— start of DATA FOR PROCESSING —
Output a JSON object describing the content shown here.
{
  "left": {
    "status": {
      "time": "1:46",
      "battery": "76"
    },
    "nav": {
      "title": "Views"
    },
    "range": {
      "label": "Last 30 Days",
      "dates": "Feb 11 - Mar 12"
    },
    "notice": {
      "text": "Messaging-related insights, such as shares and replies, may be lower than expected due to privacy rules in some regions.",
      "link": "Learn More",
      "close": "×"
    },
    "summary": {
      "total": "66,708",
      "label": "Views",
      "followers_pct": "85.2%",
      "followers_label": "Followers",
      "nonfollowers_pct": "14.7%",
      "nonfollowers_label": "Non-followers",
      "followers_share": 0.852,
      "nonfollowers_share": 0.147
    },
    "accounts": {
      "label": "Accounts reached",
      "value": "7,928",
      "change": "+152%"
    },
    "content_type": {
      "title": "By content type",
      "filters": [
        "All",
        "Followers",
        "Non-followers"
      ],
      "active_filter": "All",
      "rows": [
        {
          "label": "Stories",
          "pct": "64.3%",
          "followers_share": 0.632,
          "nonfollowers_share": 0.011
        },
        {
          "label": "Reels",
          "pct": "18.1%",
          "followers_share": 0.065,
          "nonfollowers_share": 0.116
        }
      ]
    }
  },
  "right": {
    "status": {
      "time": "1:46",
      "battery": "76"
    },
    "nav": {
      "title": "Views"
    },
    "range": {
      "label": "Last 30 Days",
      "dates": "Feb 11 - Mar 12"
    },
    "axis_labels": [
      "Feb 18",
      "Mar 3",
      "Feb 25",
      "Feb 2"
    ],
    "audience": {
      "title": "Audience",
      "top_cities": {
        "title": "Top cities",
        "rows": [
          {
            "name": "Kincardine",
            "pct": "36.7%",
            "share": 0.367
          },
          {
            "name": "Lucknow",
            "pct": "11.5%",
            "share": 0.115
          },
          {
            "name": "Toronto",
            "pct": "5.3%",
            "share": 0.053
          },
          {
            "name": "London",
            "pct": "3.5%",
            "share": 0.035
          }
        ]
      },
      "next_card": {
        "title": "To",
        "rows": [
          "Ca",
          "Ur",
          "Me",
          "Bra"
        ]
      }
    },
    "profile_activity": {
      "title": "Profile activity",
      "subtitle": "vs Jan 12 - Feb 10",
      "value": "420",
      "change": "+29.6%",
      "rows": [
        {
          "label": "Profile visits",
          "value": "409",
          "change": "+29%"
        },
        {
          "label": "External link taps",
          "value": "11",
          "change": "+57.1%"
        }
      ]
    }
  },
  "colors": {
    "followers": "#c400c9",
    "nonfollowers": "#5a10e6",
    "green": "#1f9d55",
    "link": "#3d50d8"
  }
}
— end of DATA FOR PROCESSING —
Write out all records exactly, keeping every detail.

Output a JSON object describing the content shown here.
{
  "left": {
    "status": {
      "time": "1:46",
      "battery": "76"
    },
    "nav": {
      "title": "Views"
    },
    "range": {
      "label": "Last 30 Days",
      "dates": "Feb 11 - Mar 12"
    },
    "notice": {
      "text": "Messaging-related insights, such as shares and replies, may be lower than expected due to privacy rules in some regions.",
      "link": "Learn More",
      "close": "×"
    },
    "summary": {
      "total": "66,708",
      "label": "Views",
      "followers_pct": "85.2%",
      "followers_label": "Followers",
      "nonfollowers_pct": "14.7%",
      "nonfollowers_label": "Non-followers",
      "followers_share": 0.852,
      "nonfollowers_share": 0.147
    },
    "accounts": {
      "label": "Accounts reached",
      "value": "7,928",
      "change": "+152%"
    },
    "content_type": {
      "title": "By content type",
      "filters": [
        "All",
        "Followers",
        "Non-followers"
      ],
      "active_filter": "All",
      "rows": [
        {
          "label": "Stories",
          "pct": "64.3%",
          "followers_share": 0.632,
          "nonfollowers_share": 0.011
        },
        {
          "label": "Reels",
          "pct": "18.1%",
          "followers_share": 0.065,
          "nonfollowers_share": 0.116
        }
      ]
    }
  },
  "right": {
    "status": {
      "time": "1:46",
      "battery": "76"
    },
    "nav": {
      "title": "Views"
    },
    "range": {
      "label": "Last 30 Days",
      "dates": "Feb 11 - Mar 12"
    },
    "axis_labels": [
      "Feb 18",
      "Mar 3",
      "Feb 25",
      "Feb 2"
    ],
    "audience": {
      "title": "Audience",
      "top_cities": {
        "title": "Top cities",
        "rows": [
          {
            "name": "Kincardine",
            "pct": "36.7%",
            "share": 0.367
          },
          {
            "name": "Lucknow",
            "pct": "11.5%",
            "share": 0.115
          },
          {
            "name": "Toronto",
            "pct": "5.3%",
            "share": 0.053
          },
          {
            "name": "London",
            "pct": "3.5%",
            "share": 0.035
          }
        ]
      },
      "next_card": {
        "title": "To",
        "rows": [
          "Ca",
          "Ur",
          "Me",
          "Bra"
        ]
      }
    },
    "profile_activity": {
      "title": "Profile activity",
      "subtitle": "vs Jan 12 - Feb 10",
      "value": "420",
      "change": "+29.6%",
      "rows": [
        {
          "label": "Profile visits",
          "value": "409",
          "change": "+29%"
        },
        {
          "label": "External link taps",
          "value": "11",
          "change": "+57.1%"
        }
      ]
    }
  },
  "colors": {
    "followers": "#c400c9",
    "nonfollowers": "#5a10e6",
    "green": "#1f9d55",
    "link": "#3d50d8"
  }
}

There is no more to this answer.